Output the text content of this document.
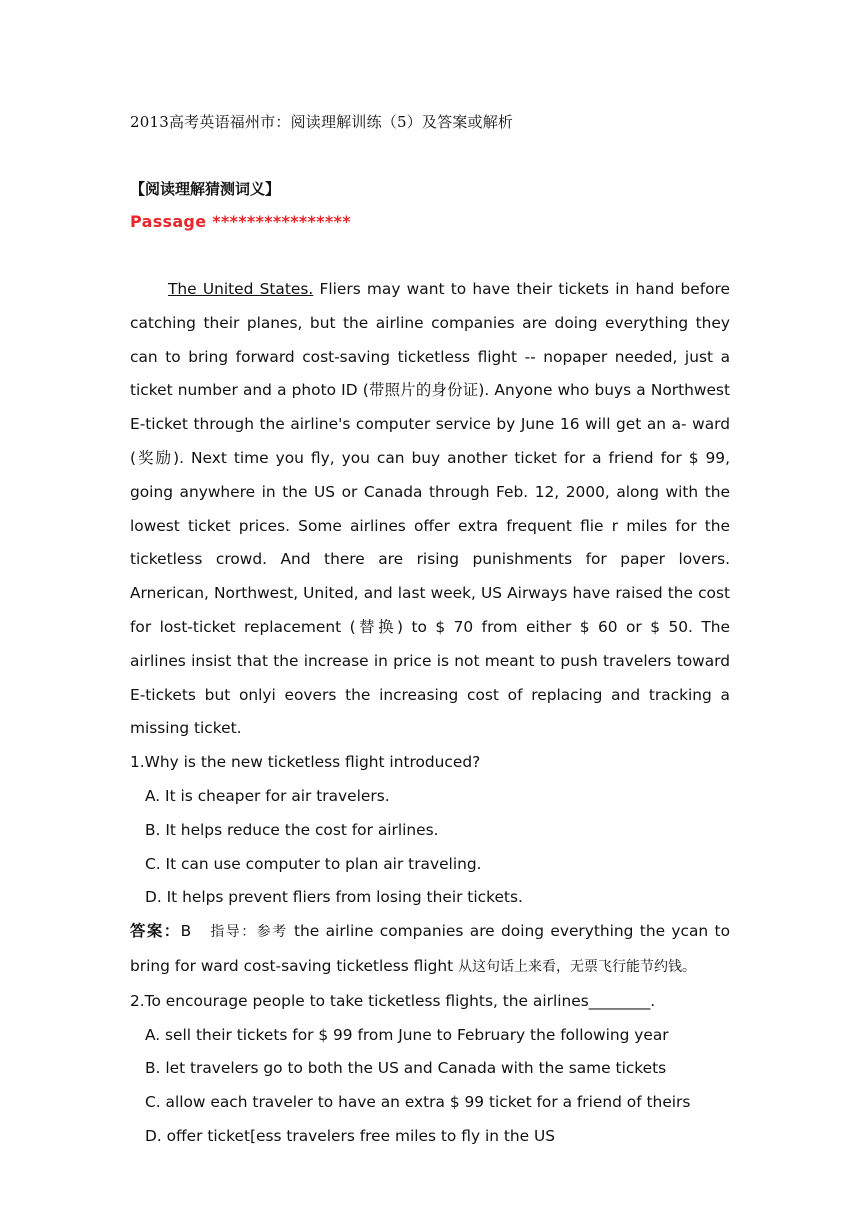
2013高考英语福州市：阅读理解训练（5）及答案或解析
【阅读理解猜测词义】
Passage ****************

The United States. Fliers may want to have their tickets in hand before catching their planes, but the airline companies are doing everything they can to bring forward cost-saving ticketless flight -- nopaper needed, just a ticket number and a photo ID (带照片的身份证). Anyone who buys a Northwest E-ticket through the airline's computer service by June 16 will get an a- ward (奖励). Next time you fly, you can buy another ticket for a friend for $ 99, going anywhere in the US or Canada through Feb. 12, 2000, along with the lowest ticket prices. Some airlines offer extra frequent flie r miles for the ticketless crowd. And there are rising punishments for paper lovers. Arnerican, Northwest, United, and last week, US Airways have raised the cost for lost-ticket replacement (替换) to $ 70 from either $ 60 or $ 50. The airlines insist that the increase in price is not meant to push travelers toward E-tickets but onlyi eovers the increasing cost of replacing and tracking a missing ticket.

1.Why is the new ticketless flight introduced?

A. It is cheaper for air travelers.

B. It helps reduce the cost for airlines.

C. It can use computer to plan air traveling.

D. It helps prevent fliers from losing their tickets.

答案：B 指导：参考 the airline companies are doing everything the ycan to bring for ward cost-saving ticketless flight 从这句话上来看，无票飞行能节约钱。

2.To encourage people to take ticketless flights, the airlines________.

A. sell their tickets for $ 99 from June to February the following year

B. let travelers go to both the US and Canada with the same tickets

C. allow each traveler to have an extra $ 99 ticket for a friend of theirs

D. offer ticket[ess travelers free miles to fly in the US
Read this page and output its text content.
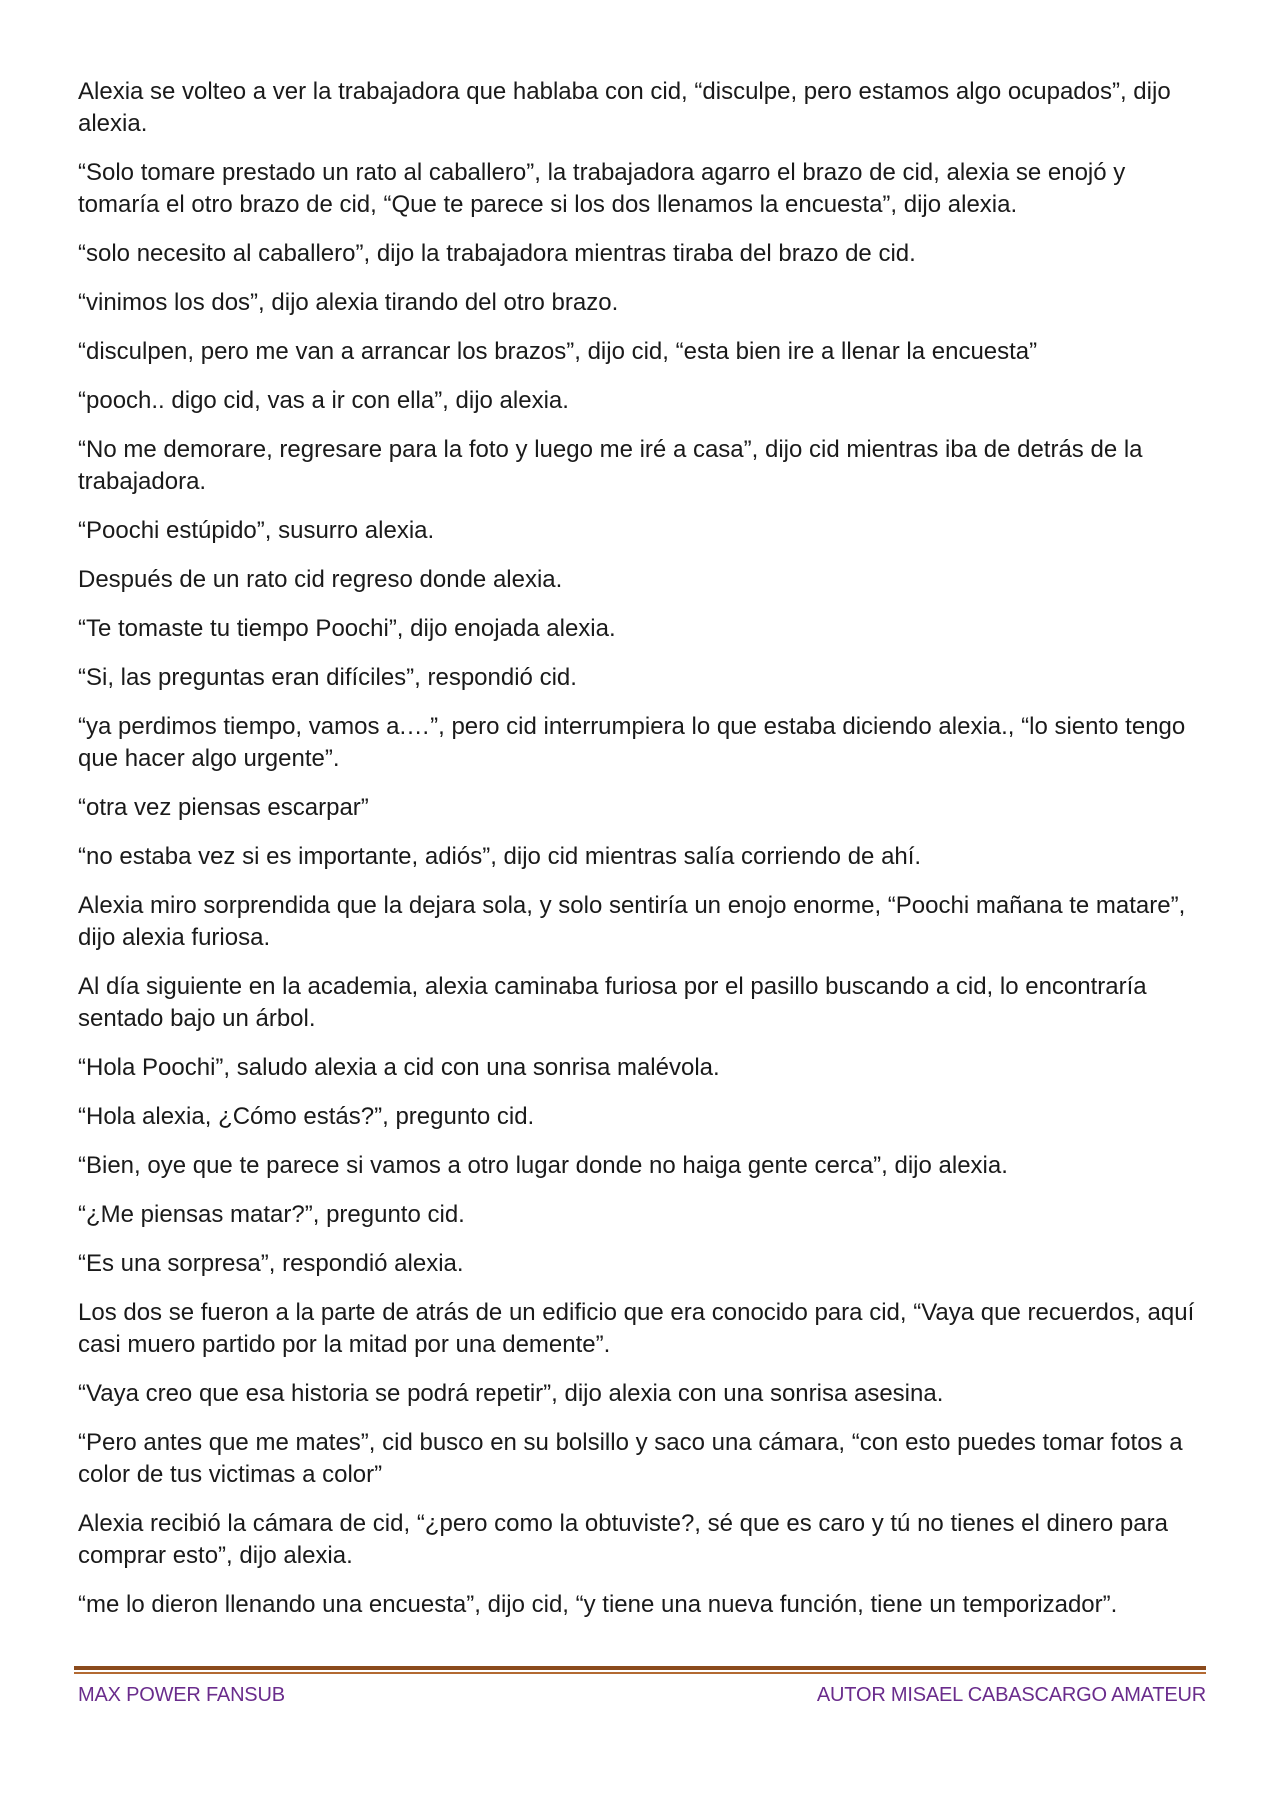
Alexia se volteo a ver la trabajadora que hablaba con cid, “disculpe, pero estamos algo ocupados”, dijo alexia.

“Solo tomare prestado un rato al caballero”, la trabajadora agarro el brazo de cid, alexia se enojó y tomaría el otro brazo de cid, “Que te parece si los dos llenamos la encuesta”, dijo alexia.

“solo necesito al caballero”, dijo la trabajadora mientras tiraba del brazo de cid.

“vinimos los dos”, dijo alexia tirando del otro brazo.

“disculpen, pero me van a arrancar los brazos”, dijo cid, “esta bien ire a llenar la encuesta”

“pooch.. digo cid, vas a ir con ella”, dijo alexia.

“No me demorare, regresare para la foto y luego me iré a casa”, dijo cid mientras iba de detrás de la trabajadora.

“Poochi estúpido”, susurro alexia.

Después de un rato cid regreso donde alexia.

“Te tomaste tu tiempo Poochi”, dijo enojada alexia.

“Si, las preguntas eran difíciles”, respondió cid.

“ya perdimos tiempo, vamos a.…”, pero cid interrumpiera lo que estaba diciendo alexia., “lo siento tengo que hacer algo urgente”.

“otra vez piensas escarpar”

“no estaba vez si es importante, adiós”, dijo cid mientras salía corriendo de ahí.

Alexia miro sorprendida que la dejara sola, y solo sentiría un enojo enorme, “Poochi mañana te matare”, dijo alexia furiosa.

Al día siguiente en la academia, alexia caminaba furiosa por el pasillo buscando a cid, lo encontraría sentado bajo un árbol.

“Hola Poochi”, saludo alexia a cid con una sonrisa malévola.

“Hola alexia, ¿Cómo estás?”, pregunto cid.

“Bien, oye que te parece si vamos a otro lugar donde no haiga gente cerca”, dijo alexia.

“¿Me piensas matar?”, pregunto cid.

“Es una sorpresa”, respondió alexia.

Los dos se fueron a la parte de atrás de un edificio que era conocido para cid, “Vaya que recuerdos, aquí casi muero partido por la mitad por una demente”.

“Vaya creo que esa historia se podrá repetir”, dijo alexia con una sonrisa asesina.

“Pero antes que me mates”, cid busco en su bolsillo y saco una cámara, “con esto puedes tomar fotos a color de tus victimas a color”

Alexia recibió la cámara de cid, “¿pero como la obtuviste?, sé que es caro y tú no tienes el dinero para comprar esto”, dijo alexia.

“me lo dieron llenando una encuesta”, dijo cid, “y tiene una nueva función, tiene un temporizador”.

MAX POWER FANSUB	AUTOR MISAEL CABASCARGO AMATEUR
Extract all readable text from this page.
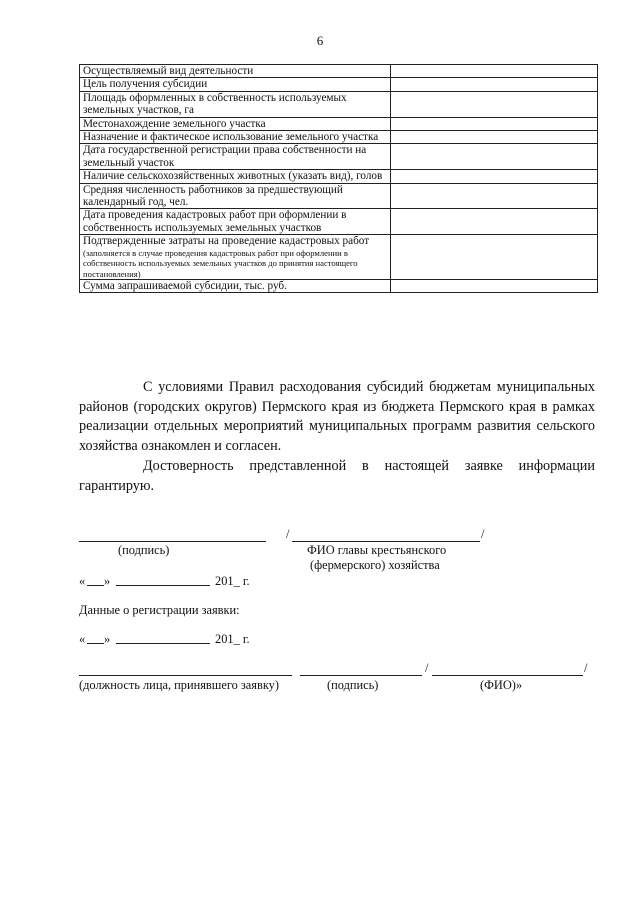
6
Осуществляемый вид деятельности	
Цель получения субсидии	
Площадь оформленных в собственность используемых земельных участков, га	
Местонахождение земельного участка	
Назначение и фактическое использование земельного участка	
Дата государственной регистрации права собственности на земельный участок	
Наличие сельскохозяйственных животных (указать вид), голов	
Средняя численность работников за предшествующий календарный год, чел.	
Дата проведения кадастровых работ при оформлении в собственность используемых земельных участков	
Подтвержденные затраты на проведение кадастровых работ
(заполняется в случае проведения кадастровых работ при оформлении в собственность используемых земельных участков до принятия настоящего постановления)	

Сумма запрашиваемой субсидии, тыс. руб.	

С условиями Правил расходования субсидий бюджетам муниципальных районов (городских округов) Пермского края из бюджета Пермского края в рамках реализации отдельных мероприятий муниципальных программ развития сельского хозяйства ознакомлен и согласен.

Достоверность представленной в настоящей заявке информации гарантирую.

/	/
(подпись)	ФИО главы крестьянского
(фермерского) хозяйства
« »	201_ г.
Данные о регистрации заявки:
« »	201_ г.
/	/
(должность лица, принявшего заявку)	(подпись)	(ФИО)»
■ ■ ■ ■ ■ ■ ■
Task prompt
Check the data for the word "content" and pull out the lines that have it.

Exercise output
Output the text content of this document.
Read this page and output its text content.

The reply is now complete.